Your objective
Locate all lines with the word "JSON" and copy them out.

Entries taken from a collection
——————————

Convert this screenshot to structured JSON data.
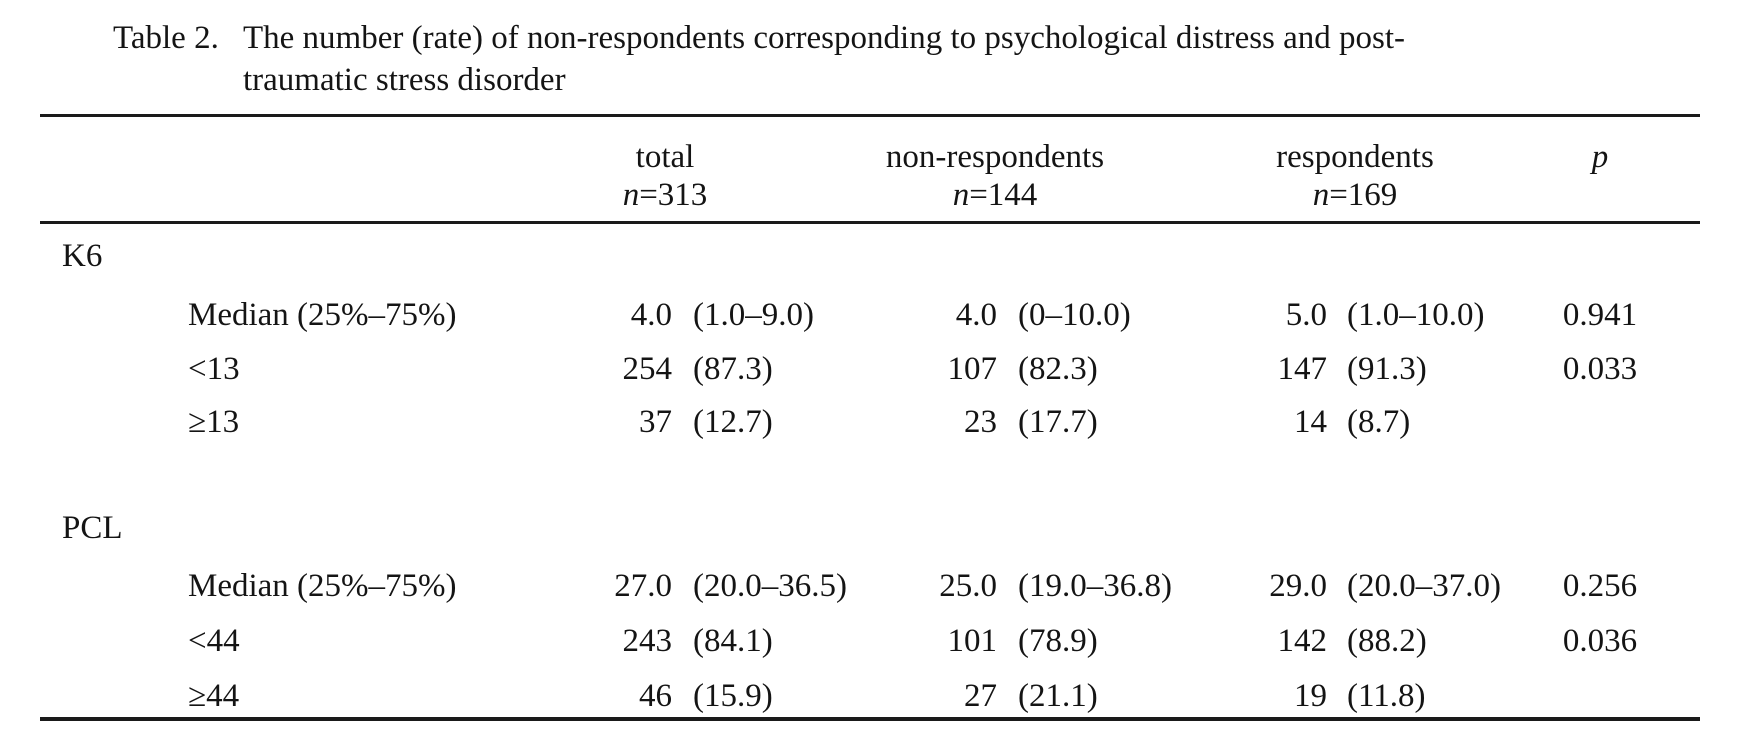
{
  "title": {
    "label": "Table 2.",
    "line1": "The number (rate) of non-respondents corresponding to psychological distress and post-",
    "line2": "traumatic stress disorder"
  },
  "header": {
    "columns": [
      {
        "name": "total",
        "n": "n",
        "count": "=313"
      },
      {
        "name": "non-respondents",
        "n": "n",
        "count": "=144"
      },
      {
        "name": "respondents",
        "n": "n",
        "count": "=169"
      }
    ],
    "p": "p"
  },
  "rows": [
    {
      "type": "section",
      "label": "K6"
    },
    {
      "type": "data",
      "label": "Median (25%–75%)",
      "tv": "4.0",
      "tp": "(1.0–9.0)",
      "nv": "4.0",
      "np": "(0–10.0)",
      "rv": "5.0",
      "rp": "(1.0–10.0)",
      "p": "0.941"
    },
    {
      "type": "data",
      "label": "<13",
      "tv": "254",
      "tp": "(87.3)",
      "nv": "107",
      "np": "(82.3)",
      "rv": "147",
      "rp": "(91.3)",
      "p": "0.033"
    },
    {
      "type": "data",
      "label": "≥13",
      "tv": "37",
      "tp": "(12.7)",
      "nv": "23",
      "np": "(17.7)",
      "rv": "14",
      "rp": "(8.7)",
      "p": ""
    },
    {
      "type": "spacer"
    },
    {
      "type": "section",
      "label": "PCL"
    },
    {
      "type": "data",
      "label": "Median (25%–75%)",
      "tv": "27.0",
      "tp": "(20.0–36.5)",
      "nv": "25.0",
      "np": "(19.0–36.8)",
      "rv": "29.0",
      "rp": "(20.0–37.0)",
      "p": "0.256"
    },
    {
      "type": "data",
      "label": "<44",
      "tv": "243",
      "tp": "(84.1)",
      "nv": "101",
      "np": "(78.9)",
      "rv": "142",
      "rp": "(88.2)",
      "p": "0.036"
    },
    {
      "type": "data",
      "label": "≥44",
      "tv": "46",
      "tp": "(15.9)",
      "nv": "27",
      "np": "(21.1)",
      "rv": "19",
      "rp": "(11.8)",
      "p": ""
    }
  ]
}
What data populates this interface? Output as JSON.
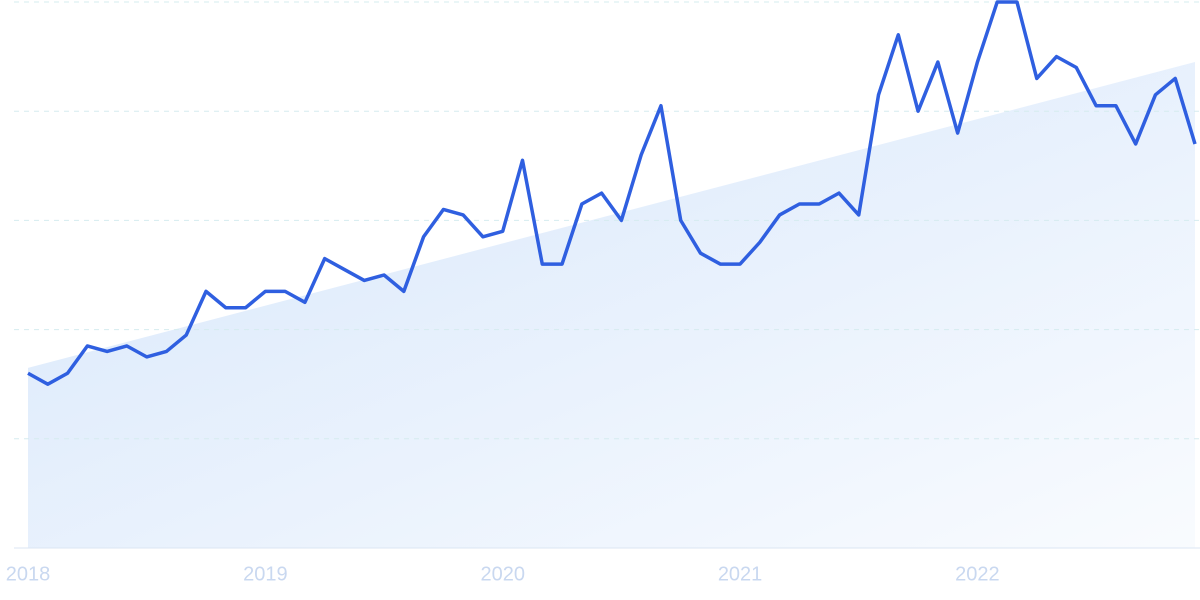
{
  "chart_data": {
    "type": "line",
    "categories": [
      "2018",
      null,
      null,
      null,
      null,
      null,
      null,
      null,
      null,
      null,
      null,
      null,
      "2019",
      null,
      null,
      null,
      null,
      null,
      null,
      null,
      null,
      null,
      null,
      null,
      "2020",
      null,
      null,
      null,
      null,
      null,
      null,
      null,
      null,
      null,
      null,
      null,
      "2021",
      null,
      null,
      null,
      null,
      null,
      null,
      null,
      null,
      null,
      null,
      null,
      "2022",
      null,
      null,
      null,
      null,
      null,
      null,
      null,
      null,
      null,
      null,
      null
    ],
    "series": [
      {
        "color": "#2f5fe0",
        "values": [
          32,
          30,
          32,
          37,
          36,
          37,
          35,
          36,
          39,
          47,
          44,
          44,
          47,
          47,
          45,
          53,
          51,
          49,
          50,
          47,
          57,
          62,
          61,
          57,
          58,
          71,
          52,
          52,
          63,
          65,
          60,
          72,
          81,
          60,
          54,
          52,
          52,
          56,
          61,
          63,
          63,
          65,
          61,
          83,
          94,
          80,
          89,
          76,
          89,
          100,
          100,
          86,
          90,
          88,
          81,
          81,
          74,
          83,
          86,
          74
        ]
      }
    ],
    "trend": {
      "color": "#d6e6fb",
      "values": [
        33,
        89
      ]
    },
    "ylim": [
      0,
      100
    ],
    "ygrid": [
      0,
      20,
      40,
      60,
      80,
      100
    ],
    "grid": true
  }
}
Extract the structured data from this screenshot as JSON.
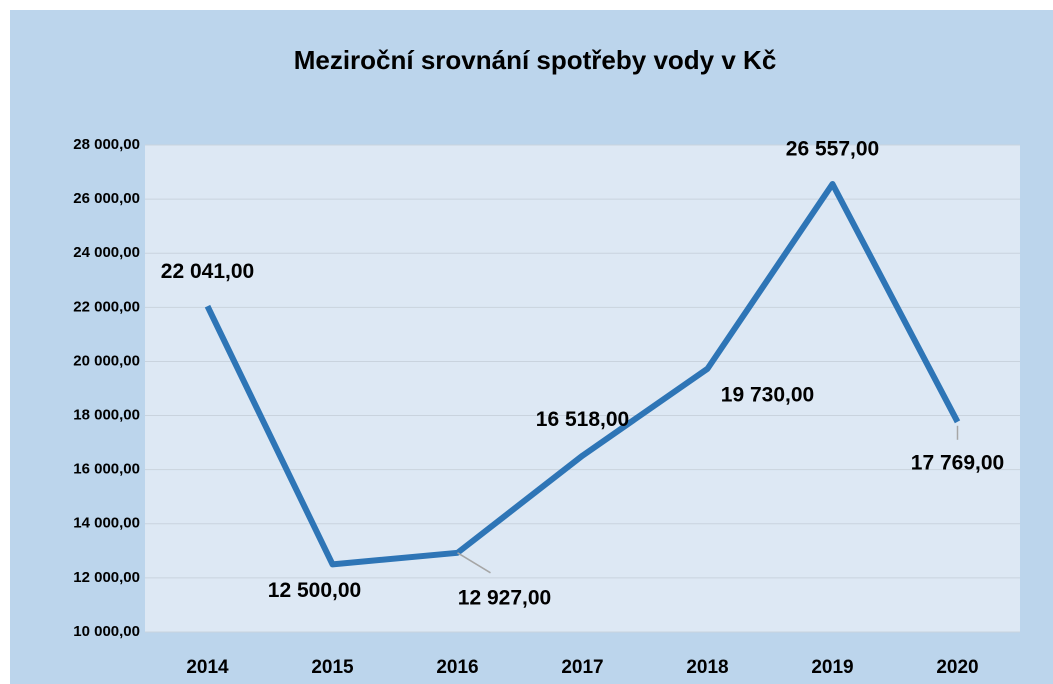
{
  "chart_data": {
    "type": "line",
    "title": "Meziroční srovnání spotřeby vody v Kč",
    "categories": [
      "2014",
      "2015",
      "2016",
      "2017",
      "2018",
      "2019",
      "2020"
    ],
    "series": [
      {
        "color": "#2e75b6",
        "values": [
          22041,
          12500,
          12927,
          16518,
          19730,
          26557,
          17769
        ],
        "value_labels": [
          "22 041,00",
          "12 500,00",
          "12 927,00",
          "16 518,00",
          "19 730,00",
          "26 557,00",
          "17 769,00"
        ]
      }
    ],
    "ylim": [
      10000,
      28000
    ],
    "yticks": [
      {
        "value": 10000,
        "label": "10 000,00"
      },
      {
        "value": 12000,
        "label": "12 000,00"
      },
      {
        "value": 14000,
        "label": "14 000,00"
      },
      {
        "value": 16000,
        "label": "16 000,00"
      },
      {
        "value": 18000,
        "label": "18 000,00"
      },
      {
        "value": 20000,
        "label": "20 000,00"
      },
      {
        "value": 22000,
        "label": "22 000,00"
      },
      {
        "value": 24000,
        "label": "24 000,00"
      },
      {
        "value": 26000,
        "label": "26 000,00"
      },
      {
        "value": 28000,
        "label": "28 000,00"
      }
    ],
    "grid": true
  }
}
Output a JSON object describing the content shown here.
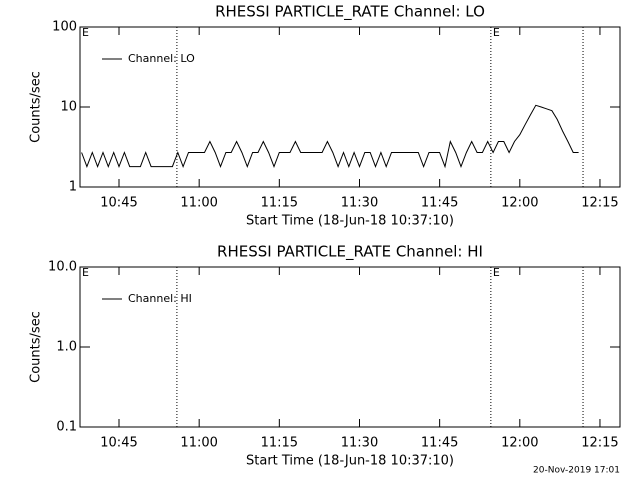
{
  "chart_data": [
    {
      "type": "line",
      "title": "RHESSI PARTICLE_RATE Channel: LO",
      "xlabel": "Start Time (18-Jun-18 10:37:10)",
      "ylabel": "Counts/sec",
      "log_y": true,
      "ylim": [
        1,
        100
      ],
      "yticks": [
        1,
        10,
        100
      ],
      "xlim": [
        "10:37:42",
        "12:18:45"
      ],
      "xticks": [
        "10:45",
        "11:00",
        "11:15",
        "11:30",
        "11:45",
        "12:00",
        "12:15"
      ],
      "vlines": [
        "10:55:50",
        "11:54:35",
        "12:11:50"
      ],
      "markers": [
        {
          "x": "10:37:42",
          "label": "E"
        },
        {
          "x": "11:54:35",
          "label": "E"
        }
      ],
      "legend": "upper left",
      "x": [
        "10:38",
        "10:39",
        "10:40",
        "10:41",
        "10:42",
        "10:43",
        "10:44",
        "10:45",
        "10:46",
        "10:47",
        "10:48",
        "10:49",
        "10:50",
        "10:51",
        "10:52",
        "10:53",
        "10:54",
        "10:55",
        "10:56",
        "10:57",
        "10:58",
        "10:59",
        "11:00",
        "11:01",
        "11:02",
        "11:03",
        "11:04",
        "11:05",
        "11:06",
        "11:07",
        "11:08",
        "11:09",
        "11:10",
        "11:11",
        "11:12",
        "11:13",
        "11:14",
        "11:15",
        "11:16",
        "11:17",
        "11:18",
        "11:19",
        "11:20",
        "11:21",
        "11:22",
        "11:23",
        "11:24",
        "11:25",
        "11:26",
        "11:27",
        "11:28",
        "11:29",
        "11:30",
        "11:31",
        "11:32",
        "11:33",
        "11:34",
        "11:35",
        "11:36",
        "11:37",
        "11:38",
        "11:39",
        "11:40",
        "11:41",
        "11:42",
        "11:43",
        "11:44",
        "11:45",
        "11:46",
        "11:47",
        "11:48",
        "11:49",
        "11:50",
        "11:51",
        "11:52",
        "11:53",
        "11:54",
        "11:55",
        "11:56",
        "11:57",
        "11:58",
        "11:59",
        "12:00",
        "12:01",
        "12:02",
        "12:03",
        "12:04",
        "12:05",
        "12:06",
        "12:07",
        "12:08",
        "12:09",
        "12:10",
        "12:11"
      ],
      "series": [
        {
          "name": "Channel: LO",
          "color": "#000000",
          "values": [
            2.7,
            1.8,
            2.7,
            1.8,
            2.7,
            1.8,
            2.7,
            1.8,
            2.7,
            1.8,
            1.8,
            1.8,
            2.7,
            1.8,
            1.8,
            1.8,
            1.8,
            1.8,
            2.7,
            1.8,
            2.7,
            2.7,
            2.7,
            2.7,
            3.7,
            2.7,
            1.8,
            2.7,
            2.7,
            3.7,
            2.7,
            1.8,
            2.7,
            2.7,
            3.7,
            2.7,
            1.8,
            2.7,
            2.7,
            2.7,
            3.7,
            2.7,
            2.7,
            2.7,
            2.7,
            2.7,
            3.7,
            2.7,
            1.8,
            2.7,
            1.8,
            2.7,
            1.8,
            2.7,
            2.7,
            1.8,
            2.7,
            1.8,
            2.7,
            2.7,
            2.7,
            2.7,
            2.7,
            2.7,
            1.8,
            2.7,
            2.7,
            2.7,
            1.8,
            3.7,
            2.7,
            1.8,
            2.7,
            3.7,
            2.7,
            2.7,
            3.7,
            2.7,
            3.7,
            3.7,
            2.7,
            3.7,
            4.5,
            6,
            8,
            10.5,
            10,
            9.5,
            9,
            7,
            5,
            3.7,
            2.7,
            2.7
          ]
        }
      ]
    },
    {
      "type": "line",
      "title": "RHESSI PARTICLE_RATE Channel: HI",
      "xlabel": "Start Time (18-Jun-18 10:37:10)",
      "ylabel": "Counts/sec",
      "log_y": true,
      "ylim": [
        0.1,
        10
      ],
      "yticks": [
        0.1,
        {
          "value": 1,
          "label": "1.0"
        },
        {
          "value": 10,
          "label": "10.0"
        }
      ],
      "xlim": [
        "10:37:42",
        "12:18:45"
      ],
      "xticks": [
        "10:45",
        "11:00",
        "11:15",
        "11:30",
        "11:45",
        "12:00",
        "12:15"
      ],
      "vlines": [
        "10:55:50",
        "11:54:35",
        "12:11:50"
      ],
      "markers": [
        {
          "x": "10:37:42",
          "label": "E"
        },
        {
          "x": "11:54:35",
          "label": "E"
        }
      ],
      "legend": "upper left",
      "x": [],
      "series": [
        {
          "name": "Channel: HI",
          "color": "#000000",
          "values": []
        }
      ]
    }
  ],
  "footer": "20-Nov-2019 17:01"
}
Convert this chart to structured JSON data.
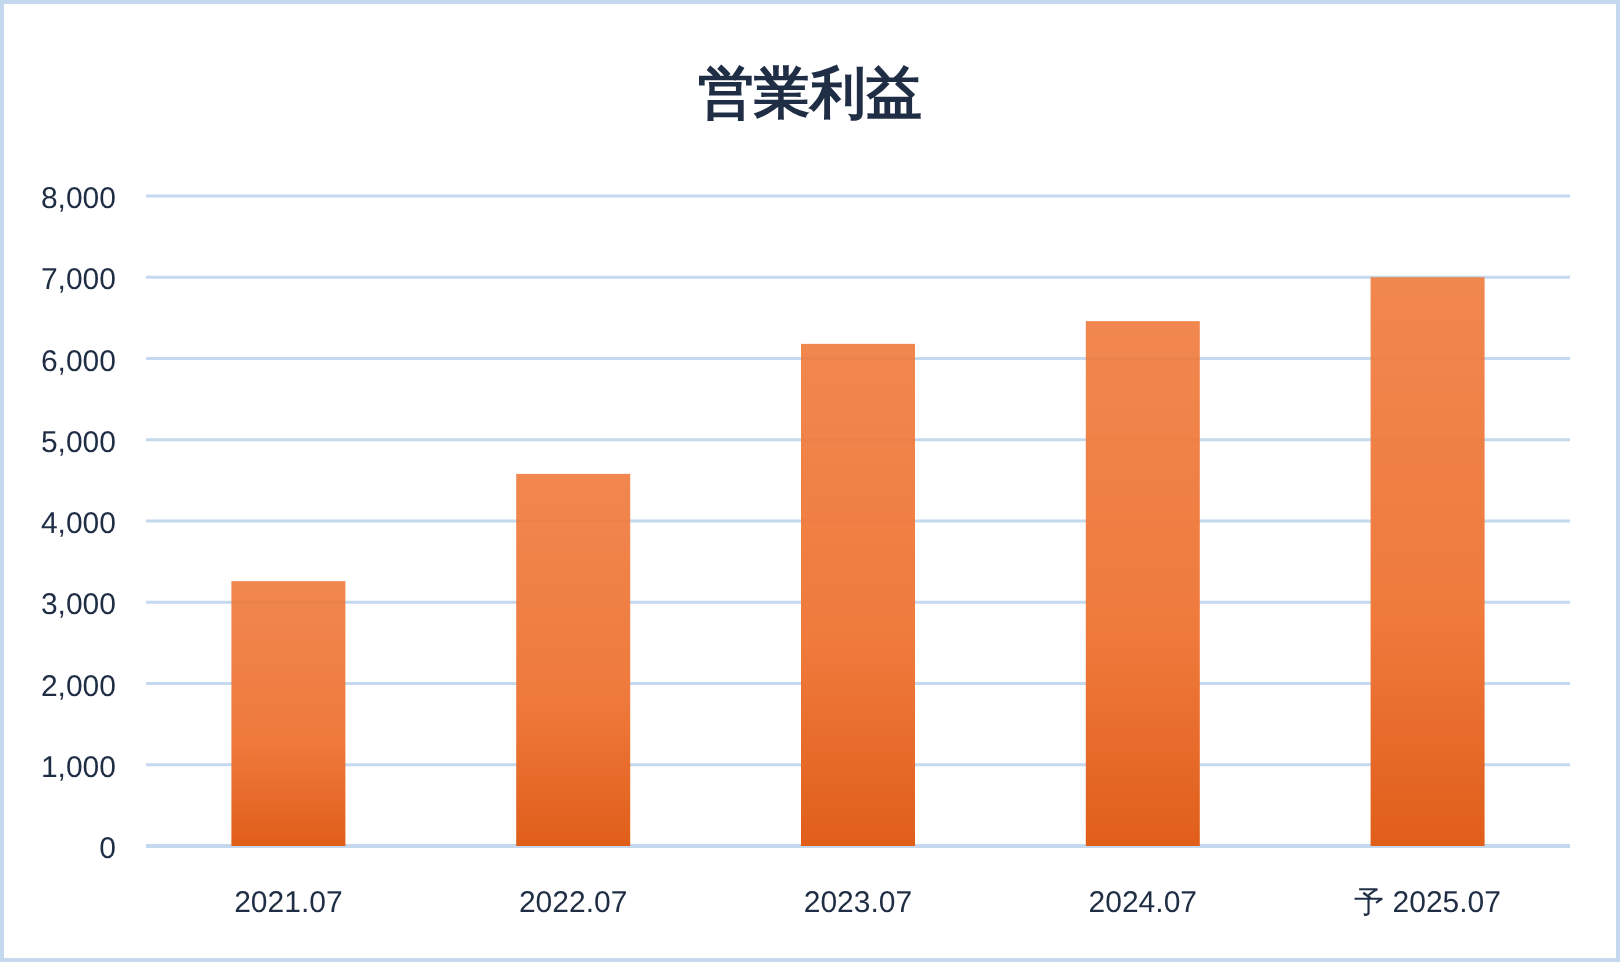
{
  "chart_data": {
    "type": "bar",
    "title": "営業利益",
    "categories": [
      "2021.07",
      "2022.07",
      "2023.07",
      "2024.07",
      "予 2025.07"
    ],
    "values": [
      3260,
      4580,
      6180,
      6460,
      7000
    ],
    "color": "#ef7a3c",
    "ylim": [
      0,
      8000
    ],
    "yticks": [
      {
        "value": 0,
        "label": "0"
      },
      {
        "value": 1000,
        "label": "1,000"
      },
      {
        "value": 2000,
        "label": "2,000"
      },
      {
        "value": 3000,
        "label": "3,000"
      },
      {
        "value": 4000,
        "label": "4,000"
      },
      {
        "value": 5000,
        "label": "5,000"
      },
      {
        "value": 6000,
        "label": "6,000"
      },
      {
        "value": 7000,
        "label": "7,000"
      },
      {
        "value": 8000,
        "label": "8,000"
      }
    ],
    "grid": "y"
  }
}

——————————

Answer
Convert this screenshot to structured JSON data.
What data populates this interface? Output as JSON.
Extract the structured data from this screenshot as JSON.
Output a JSON object describing the content shown here.
Convert this chart to structured JSON data.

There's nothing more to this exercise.